Task prompt =
Each record below should appear again exactly as written.

Items from a data source:
┄┄┄┄┄┄┄┄┄┄

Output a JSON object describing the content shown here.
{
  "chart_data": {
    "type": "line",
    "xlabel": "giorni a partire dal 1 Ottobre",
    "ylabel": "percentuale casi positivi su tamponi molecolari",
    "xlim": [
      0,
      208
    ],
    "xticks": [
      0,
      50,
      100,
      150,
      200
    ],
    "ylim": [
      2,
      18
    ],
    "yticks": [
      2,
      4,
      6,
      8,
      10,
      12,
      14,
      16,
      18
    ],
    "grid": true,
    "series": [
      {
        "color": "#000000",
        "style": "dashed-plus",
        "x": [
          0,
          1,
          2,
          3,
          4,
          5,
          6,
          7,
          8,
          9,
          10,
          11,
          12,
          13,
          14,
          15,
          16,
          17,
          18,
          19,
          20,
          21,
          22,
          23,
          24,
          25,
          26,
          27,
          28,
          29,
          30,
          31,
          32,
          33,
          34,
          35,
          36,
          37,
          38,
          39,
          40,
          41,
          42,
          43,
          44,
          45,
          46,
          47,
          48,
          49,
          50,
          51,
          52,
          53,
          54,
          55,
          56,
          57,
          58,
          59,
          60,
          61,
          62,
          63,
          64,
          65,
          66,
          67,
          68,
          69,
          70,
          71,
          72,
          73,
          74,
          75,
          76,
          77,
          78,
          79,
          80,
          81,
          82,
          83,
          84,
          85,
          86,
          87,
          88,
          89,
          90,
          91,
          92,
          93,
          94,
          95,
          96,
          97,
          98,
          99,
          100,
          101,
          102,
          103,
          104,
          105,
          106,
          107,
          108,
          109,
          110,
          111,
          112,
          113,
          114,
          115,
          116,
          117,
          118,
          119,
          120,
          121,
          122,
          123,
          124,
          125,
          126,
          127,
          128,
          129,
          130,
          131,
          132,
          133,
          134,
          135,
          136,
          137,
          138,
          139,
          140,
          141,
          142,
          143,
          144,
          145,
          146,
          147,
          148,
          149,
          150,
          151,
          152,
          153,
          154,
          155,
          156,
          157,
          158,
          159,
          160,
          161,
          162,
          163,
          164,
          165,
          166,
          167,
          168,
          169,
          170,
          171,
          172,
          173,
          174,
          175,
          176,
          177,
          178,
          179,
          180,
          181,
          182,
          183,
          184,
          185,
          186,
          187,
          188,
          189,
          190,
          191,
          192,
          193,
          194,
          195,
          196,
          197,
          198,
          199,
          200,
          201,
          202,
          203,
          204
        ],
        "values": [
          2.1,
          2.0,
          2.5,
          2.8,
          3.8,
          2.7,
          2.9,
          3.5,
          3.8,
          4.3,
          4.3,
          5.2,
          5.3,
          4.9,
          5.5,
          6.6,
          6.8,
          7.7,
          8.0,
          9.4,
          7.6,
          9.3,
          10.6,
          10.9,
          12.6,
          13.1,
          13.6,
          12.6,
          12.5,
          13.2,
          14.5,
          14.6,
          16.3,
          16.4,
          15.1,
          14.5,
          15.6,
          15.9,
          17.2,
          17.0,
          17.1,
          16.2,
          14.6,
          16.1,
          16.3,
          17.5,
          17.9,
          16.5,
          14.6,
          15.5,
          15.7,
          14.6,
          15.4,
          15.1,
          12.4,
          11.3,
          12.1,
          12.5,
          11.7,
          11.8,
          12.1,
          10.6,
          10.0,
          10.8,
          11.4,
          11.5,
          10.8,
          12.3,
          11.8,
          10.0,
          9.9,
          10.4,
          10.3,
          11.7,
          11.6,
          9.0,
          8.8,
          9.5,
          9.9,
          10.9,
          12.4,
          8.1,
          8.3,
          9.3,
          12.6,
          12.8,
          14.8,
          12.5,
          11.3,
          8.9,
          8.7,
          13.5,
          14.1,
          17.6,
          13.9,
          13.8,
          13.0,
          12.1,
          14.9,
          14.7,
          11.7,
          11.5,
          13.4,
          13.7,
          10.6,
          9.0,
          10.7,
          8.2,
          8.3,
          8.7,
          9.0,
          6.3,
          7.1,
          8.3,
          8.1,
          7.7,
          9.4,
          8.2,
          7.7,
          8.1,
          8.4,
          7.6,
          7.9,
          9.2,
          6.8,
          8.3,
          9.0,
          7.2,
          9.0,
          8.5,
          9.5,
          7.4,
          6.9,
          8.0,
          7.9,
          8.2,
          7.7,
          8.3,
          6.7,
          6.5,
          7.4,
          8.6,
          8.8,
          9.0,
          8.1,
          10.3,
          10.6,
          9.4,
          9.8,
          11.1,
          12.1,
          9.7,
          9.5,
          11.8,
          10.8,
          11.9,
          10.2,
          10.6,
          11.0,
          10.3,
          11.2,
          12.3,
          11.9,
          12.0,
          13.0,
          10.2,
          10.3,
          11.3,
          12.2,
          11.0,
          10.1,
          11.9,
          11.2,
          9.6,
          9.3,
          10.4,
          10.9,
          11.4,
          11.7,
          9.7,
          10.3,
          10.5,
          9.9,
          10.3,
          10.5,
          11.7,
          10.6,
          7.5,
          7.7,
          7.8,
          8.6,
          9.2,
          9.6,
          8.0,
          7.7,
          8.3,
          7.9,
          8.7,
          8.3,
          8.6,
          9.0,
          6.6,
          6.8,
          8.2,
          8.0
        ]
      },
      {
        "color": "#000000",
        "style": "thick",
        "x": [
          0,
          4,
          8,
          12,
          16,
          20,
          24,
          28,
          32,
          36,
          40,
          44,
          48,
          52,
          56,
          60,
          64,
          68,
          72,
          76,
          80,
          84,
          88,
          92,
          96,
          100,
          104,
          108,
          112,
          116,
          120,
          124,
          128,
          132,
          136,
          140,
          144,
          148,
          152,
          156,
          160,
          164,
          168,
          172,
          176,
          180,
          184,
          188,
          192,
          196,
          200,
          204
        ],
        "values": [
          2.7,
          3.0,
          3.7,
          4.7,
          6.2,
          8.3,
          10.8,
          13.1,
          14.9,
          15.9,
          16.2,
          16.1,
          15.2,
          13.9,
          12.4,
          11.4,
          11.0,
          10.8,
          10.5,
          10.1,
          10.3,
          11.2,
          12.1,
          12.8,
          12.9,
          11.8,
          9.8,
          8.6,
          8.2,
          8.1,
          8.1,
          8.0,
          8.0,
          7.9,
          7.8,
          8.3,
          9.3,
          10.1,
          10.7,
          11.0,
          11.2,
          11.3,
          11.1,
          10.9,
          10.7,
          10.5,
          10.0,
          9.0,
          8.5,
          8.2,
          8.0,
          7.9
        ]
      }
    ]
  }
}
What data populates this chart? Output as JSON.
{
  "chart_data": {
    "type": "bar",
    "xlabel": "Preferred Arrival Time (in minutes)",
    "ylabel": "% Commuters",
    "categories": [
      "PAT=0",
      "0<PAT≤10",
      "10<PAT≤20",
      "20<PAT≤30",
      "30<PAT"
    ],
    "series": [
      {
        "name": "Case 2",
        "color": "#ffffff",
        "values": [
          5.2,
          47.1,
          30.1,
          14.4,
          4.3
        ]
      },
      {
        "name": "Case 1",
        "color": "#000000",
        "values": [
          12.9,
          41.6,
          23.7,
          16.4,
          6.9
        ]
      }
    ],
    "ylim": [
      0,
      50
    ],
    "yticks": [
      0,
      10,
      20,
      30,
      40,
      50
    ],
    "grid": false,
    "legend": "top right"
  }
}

┄┄┄┄┄┄┄┄┄┄

The reply =
Output a JSON object describing the content shown here.
{
  "chart_data": {
    "type": "line",
    "xlabel": "giorni a partire dal 1 Ottobre",
    "ylabel": "percentuale casi positivi su tamponi molecolari",
    "xlim": [
      0,
      208
    ],
    "xticks": [
      0,
      50,
      100,
      150,
      200
    ],
    "ylim": [
      2,
      18
    ],
    "yticks": [
      2,
      4,
      6,
      8,
      10,
      12,
      14,
      16,
      18
    ],
    "grid": true,
    "series": [
      {
        "color": "#000000",
        "style": "dashed-plus",
        "x": [
          0,
          1,
          2,
          3,
          4,
          5,
          6,
          7,
          8,
          9,
          10,
          11,
          12,
          13,
          14,
          15,
          16,
          17,
          18,
          19,
          20,
          21,
          22,
          23,
          24,
          25,
          26,
          27,
          28,
          29,
          30,
          31,
          32,
          33,
          34,
          35,
          36,
          37,
          38,
          39,
          40,
          41,
          42,
          43,
          44,
          45,
          46,
          47,
          48,
          49,
          50,
          51,
          52,
          53,
          54,
          55,
          56,
          57,
          58,
          59,
          60,
          61,
          62,
          63,
          64,
          65,
          66,
          67,
          68,
          69,
          70,
          71,
          72,
          73,
          74,
          75,
          76,
          77,
          78,
          79,
          80,
          81,
          82,
          83,
          84,
          85,
          86,
          87,
          88,
          89,
          90,
          91,
          92,
          93,
          94,
          95,
          96,
          97,
          98,
          99,
          100,
          101,
          102,
          103,
          104,
          105,
          106,
          107,
          108,
          109,
          110,
          111,
          112,
          113,
          114,
          115,
          116,
          117,
          118,
          119,
          120,
          121,
          122,
          123,
          124,
          125,
          126,
          127,
          128,
          129,
          130,
          131,
          132,
          133,
          134,
          135,
          136,
          137,
          138,
          139,
          140,
          141,
          142,
          143,
          144,
          145,
          146,
          147,
          148,
          149,
          150,
          151,
          152,
          153,
          154,
          155,
          156,
          157,
          158,
          159,
          160,
          161,
          162,
          163,
          164,
          165,
          166,
          167,
          168,
          169,
          170,
          171,
          172,
          173,
          174,
          175,
          176,
          177,
          178,
          179,
          180,
          181,
          182,
          183,
          184,
          185,
          186,
          187,
          188,
          189,
          190,
          191,
          192,
          193,
          194,
          195,
          196,
          197,
          198,
          199,
          200,
          201,
          202,
          203,
          204
        ],
        "values": [
          2.1,
          2.0,
          2.5,
          2.8,
          3.8,
          2.7,
          2.9,
          3.5,
          3.8,
          4.3,
          4.3,
          5.2,
          5.3,
          4.9,
          5.5,
          6.6,
          6.8,
          7.7,
          8.0,
          9.4,
          7.6,
          9.3,
          10.6,
          10.9,
          12.6,
          13.1,
          13.6,
          12.6,
          12.5,
          13.2,
          14.5,
          14.6,
          16.3,
          16.4,
          15.1,
          14.5,
          15.6,
          15.9,
          17.2,
          17.0,
          17.1,
          16.2,
          14.6,
          16.1,
          16.3,
          17.5,
          17.9,
          16.5,
          14.6,
          15.5,
          15.7,
          14.6,
          15.4,
          15.1,
          12.4,
          11.3,
          12.1,
          12.5,
          11.7,
          11.8,
          12.1,
          10.6,
          10.0,
          10.8,
          11.4,
          11.5,
          10.8,
          12.3,
          11.8,
          10.0,
          9.9,
          10.4,
          10.3,
          11.7,
          11.6,
          9.0,
          8.8,
          9.5,
          9.9,
          10.9,
          12.4,
          8.1,
          8.3,
          9.3,
          12.6,
          12.8,
          14.8,
          12.5,
          11.3,
          8.9,
          8.7,
          13.5,
          14.1,
          17.6,
          13.9,
          13.8,
          13.0,
          12.1,
          14.9,
          14.7,
          11.7,
          11.5,
          13.4,
          13.7,
          10.6,
          9.0,
          10.7,
          8.2,
          8.3,
          8.7,
          9.0,
          6.3,
          7.1,
          8.3,
          8.1,
          7.7,
          9.4,
          8.2,
          7.7,
          8.1,
          8.4,
          7.6,
          7.9,
          9.2,
          6.8,
          8.3,
          9.0,
          7.2,
          9.0,
          8.5,
          9.5,
          7.4,
          6.9,
          8.0,
          7.9,
          8.2,
          7.7,
          8.3,
          6.7,
          6.5,
          7.4,
          8.6,
          8.8,
          9.0,
          8.1,
          10.3,
          10.6,
          9.4,
          9.8,
          11.1,
          12.1,
          9.7,
          9.5,
          11.8,
          10.8,
          11.9,
          10.2,
          10.6,
          11.0,
          10.3,
          11.2,
          12.3,
          11.9,
          12.0,
          13.0,
          10.2,
          10.3,
          11.3,
          12.2,
          11.0,
          10.1,
          11.9,
          11.2,
          9.6,
          9.3,
          10.4,
          10.9,
          11.4,
          11.7,
          9.7,
          10.3,
          10.5,
          9.9,
          10.3,
          10.5,
          11.7,
          10.6,
          7.5,
          7.7,
          7.8,
          8.6,
          9.2,
          9.6,
          8.0,
          7.7,
          8.3,
          7.9,
          8.7,
          8.3,
          8.6,
          9.0,
          6.6,
          6.8,
          8.2,
          8.0
        ]
      },
      {
        "color": "#000000",
        "style": "thick",
        "x": [
          0,
          4,
          8,
          12,
          16,
          20,
          24,
          28,
          32,
          36,
          40,
          44,
          48,
          52,
          56,
          60,
          64,
          68,
          72,
          76,
          80,
          84,
          88,
          92,
          96,
          100,
          104,
          108,
          112,
          116,
          120,
          124,
          128,
          132,
          136,
          140,
          144,
          148,
          152,
          156,
          160,
          164,
          168,
          172,
          176,
          180,
          184,
          188,
          192,
          196,
          200,
          204
        ],
        "values": [
          2.7,
          3.0,
          3.7,
          4.7,
          6.2,
          8.3,
          10.8,
          13.1,
          14.9,
          15.9,
          16.2,
          16.1,
          15.2,
          13.9,
          12.4,
          11.4,
          11.0,
          10.8,
          10.5,
          10.1,
          10.3,
          11.2,
          12.1,
          12.8,
          12.9,
          11.8,
          9.8,
          8.6,
          8.2,
          8.1,
          8.1,
          8.0,
          8.0,
          7.9,
          7.8,
          8.3,
          9.3,
          10.1,
          10.7,
          11.0,
          11.2,
          11.3,
          11.1,
          10.9,
          10.7,
          10.5,
          10.0,
          9.0,
          8.5,
          8.2,
          8.0,
          7.9
        ]
      }
    ]
  }
}
What data populates this chart? Output as JSON.
{
  "chart_data": {
    "type": "bar",
    "xlabel": "Preferred Arrival Time (in minutes)",
    "ylabel": "% Commuters",
    "categories": [
      "PAT=0",
      "0<PAT≤10",
      "10<PAT≤20",
      "20<PAT≤30",
      "30<PAT"
    ],
    "series": [
      {
        "name": "Case 2",
        "color": "#ffffff",
        "values": [
          5.2,
          47.1,
          30.1,
          14.4,
          4.3
        ]
      },
      {
        "name": "Case 1",
        "color": "#000000",
        "values": [
          12.9,
          41.6,
          23.7,
          16.4,
          6.9
        ]
      }
    ],
    "ylim": [
      0,
      50
    ],
    "yticks": [
      0,
      10,
      20,
      30,
      40,
      50
    ],
    "grid": false,
    "legend": "top right"
  }
}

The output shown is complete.